_Goal:_ Repeat each record exactly as written, and drop any images.

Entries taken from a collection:
===
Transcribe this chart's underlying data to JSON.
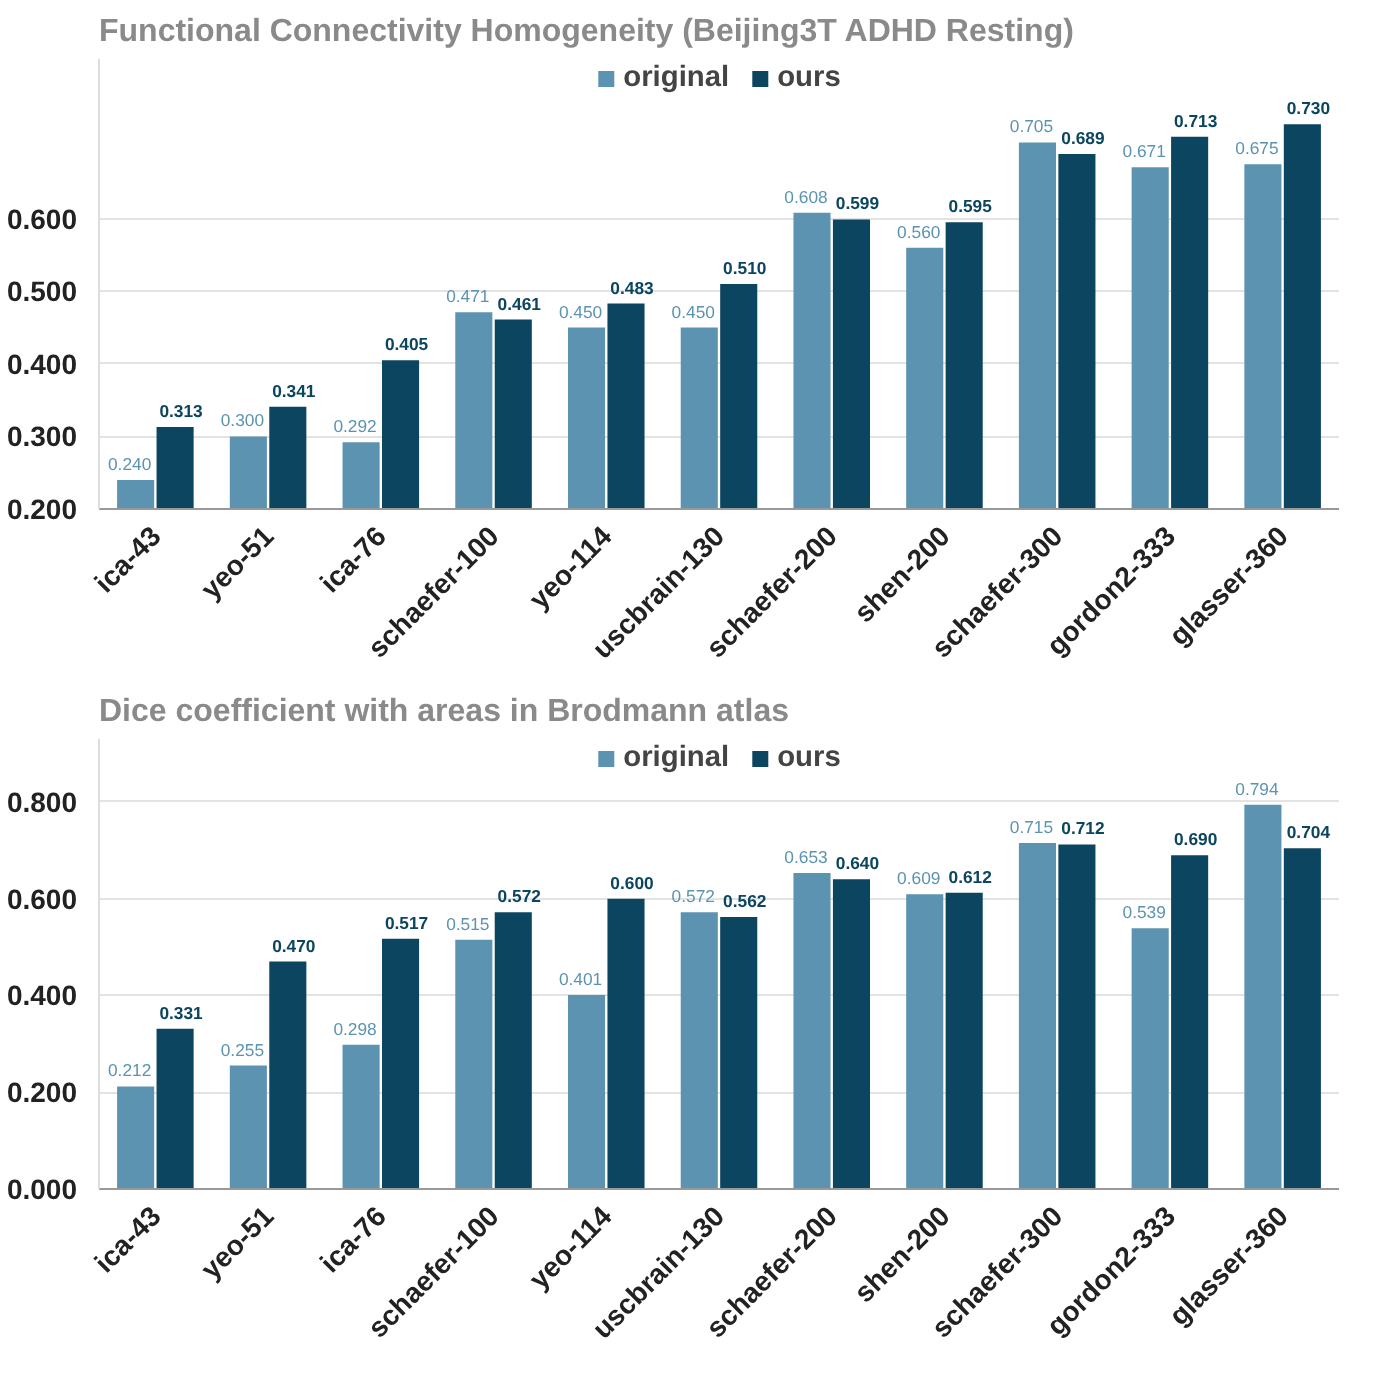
{
  "chart_data": [
    {
      "type": "bar",
      "title": "Functional Connectivity Homogeneity (Beijing3T ADHD Resting)",
      "categories": [
        "ica-43",
        "yeo-51",
        "ica-76",
        "schaefer-100",
        "yeo-114",
        "uscbrain-130",
        "schaefer-200",
        "shen-200",
        "schaefer-300",
        "gordon2-333",
        "glasser-360"
      ],
      "series": [
        {
          "name": "original",
          "color": "#5b93b1",
          "values": [
            0.24,
            0.3,
            0.292,
            0.471,
            0.45,
            0.45,
            0.608,
            0.56,
            0.705,
            0.671,
            0.675
          ],
          "value_labels": [
            "0.240",
            "0.300",
            "0.292",
            "0.471",
            "0.450",
            "0.450",
            "0.608",
            "0.560",
            "0.705",
            "0.671",
            "0.675"
          ]
        },
        {
          "name": "ours",
          "color": "#0b4560",
          "values": [
            0.313,
            0.341,
            0.405,
            0.461,
            0.483,
            0.51,
            0.599,
            0.595,
            0.689,
            0.713,
            0.73
          ],
          "value_labels": [
            "0.313",
            "0.341",
            "0.405",
            "0.461",
            "0.483",
            "0.510",
            "0.599",
            "0.595",
            "0.689",
            "0.713",
            "0.730"
          ]
        }
      ],
      "ylim": [
        0.2,
        0.82
      ],
      "yticks": [
        {
          "value": 0.2,
          "label": "0.200"
        },
        {
          "value": 0.3,
          "label": "0.300"
        },
        {
          "value": 0.4,
          "label": "0.400"
        },
        {
          "value": 0.5,
          "label": "0.500"
        },
        {
          "value": 0.6,
          "label": "0.600"
        }
      ],
      "grid": "y",
      "legend": "top",
      "data_labels": true
    },
    {
      "type": "bar",
      "title": "Dice coefficient with areas in Brodmann atlas",
      "categories": [
        "ica-43",
        "yeo-51",
        "ica-76",
        "schaefer-100",
        "yeo-114",
        "uscbrain-130",
        "schaefer-200",
        "shen-200",
        "schaefer-300",
        "gordon2-333",
        "glasser-360"
      ],
      "series": [
        {
          "name": "original",
          "color": "#5b93b1",
          "values": [
            0.212,
            0.255,
            0.298,
            0.515,
            0.401,
            0.572,
            0.653,
            0.609,
            0.715,
            0.539,
            0.794
          ],
          "value_labels": [
            "0.212",
            "0.255",
            "0.298",
            "0.515",
            "0.401",
            "0.572",
            "0.653",
            "0.609",
            "0.715",
            "0.539",
            "0.794"
          ]
        },
        {
          "name": "ours",
          "color": "#0b4560",
          "values": [
            0.331,
            0.47,
            0.517,
            0.572,
            0.6,
            0.562,
            0.64,
            0.612,
            0.712,
            0.69,
            0.704
          ],
          "value_labels": [
            "0.331",
            "0.470",
            "0.517",
            "0.572",
            "0.600",
            "0.562",
            "0.640",
            "0.612",
            "0.712",
            "0.690",
            "0.704"
          ]
        }
      ],
      "ylim": [
        0,
        0.93
      ],
      "yticks": [
        {
          "value": 0,
          "label": "0.000"
        },
        {
          "value": 0.2,
          "label": "0.200"
        },
        {
          "value": 0.4,
          "label": "0.400"
        },
        {
          "value": 0.6,
          "label": "0.600"
        },
        {
          "value": 0.8,
          "label": "0.800"
        }
      ],
      "grid": "y",
      "legend": "top",
      "data_labels": true
    }
  ]
}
===
_Solution:_
Transcribe this chart's underlying data to JSON.
{
  "chart_data": [
    {
      "type": "bar",
      "title": "Functional Connectivity Homogeneity (Beijing3T ADHD Resting)",
      "categories": [
        "ica-43",
        "yeo-51",
        "ica-76",
        "schaefer-100",
        "yeo-114",
        "uscbrain-130",
        "schaefer-200",
        "shen-200",
        "schaefer-300",
        "gordon2-333",
        "glasser-360"
      ],
      "series": [
        {
          "name": "original",
          "color": "#5b93b1",
          "values": [
            0.24,
            0.3,
            0.292,
            0.471,
            0.45,
            0.45,
            0.608,
            0.56,
            0.705,
            0.671,
            0.675
          ],
          "value_labels": [
            "0.240",
            "0.300",
            "0.292",
            "0.471",
            "0.450",
            "0.450",
            "0.608",
            "0.560",
            "0.705",
            "0.671",
            "0.675"
          ]
        },
        {
          "name": "ours",
          "color": "#0b4560",
          "values": [
            0.313,
            0.341,
            0.405,
            0.461,
            0.483,
            0.51,
            0.599,
            0.595,
            0.689,
            0.713,
            0.73
          ],
          "value_labels": [
            "0.313",
            "0.341",
            "0.405",
            "0.461",
            "0.483",
            "0.510",
            "0.599",
            "0.595",
            "0.689",
            "0.713",
            "0.730"
          ]
        }
      ],
      "ylim": [
        0.2,
        0.82
      ],
      "yticks": [
        {
          "value": 0.2,
          "label": "0.200"
        },
        {
          "value": 0.3,
          "label": "0.300"
        },
        {
          "value": 0.4,
          "label": "0.400"
        },
        {
          "value": 0.5,
          "label": "0.500"
        },
        {
          "value": 0.6,
          "label": "0.600"
        }
      ],
      "grid": "y",
      "legend": "top",
      "data_labels": true
    },
    {
      "type": "bar",
      "title": "Dice coefficient with areas in Brodmann atlas",
      "categories": [
        "ica-43",
        "yeo-51",
        "ica-76",
        "schaefer-100",
        "yeo-114",
        "uscbrain-130",
        "schaefer-200",
        "shen-200",
        "schaefer-300",
        "gordon2-333",
        "glasser-360"
      ],
      "series": [
        {
          "name": "original",
          "color": "#5b93b1",
          "values": [
            0.212,
            0.255,
            0.298,
            0.515,
            0.401,
            0.572,
            0.653,
            0.609,
            0.715,
            0.539,
            0.794
          ],
          "value_labels": [
            "0.212",
            "0.255",
            "0.298",
            "0.515",
            "0.401",
            "0.572",
            "0.653",
            "0.609",
            "0.715",
            "0.539",
            "0.794"
          ]
        },
        {
          "name": "ours",
          "color": "#0b4560",
          "values": [
            0.331,
            0.47,
            0.517,
            0.572,
            0.6,
            0.562,
            0.64,
            0.612,
            0.712,
            0.69,
            0.704
          ],
          "value_labels": [
            "0.331",
            "0.470",
            "0.517",
            "0.572",
            "0.600",
            "0.562",
            "0.640",
            "0.612",
            "0.712",
            "0.690",
            "0.704"
          ]
        }
      ],
      "ylim": [
        0,
        0.93
      ],
      "yticks": [
        {
          "value": 0,
          "label": "0.000"
        },
        {
          "value": 0.2,
          "label": "0.200"
        },
        {
          "value": 0.4,
          "label": "0.400"
        },
        {
          "value": 0.6,
          "label": "0.600"
        },
        {
          "value": 0.8,
          "label": "0.800"
        }
      ],
      "grid": "y",
      "legend": "top",
      "data_labels": true
    }
  ]
}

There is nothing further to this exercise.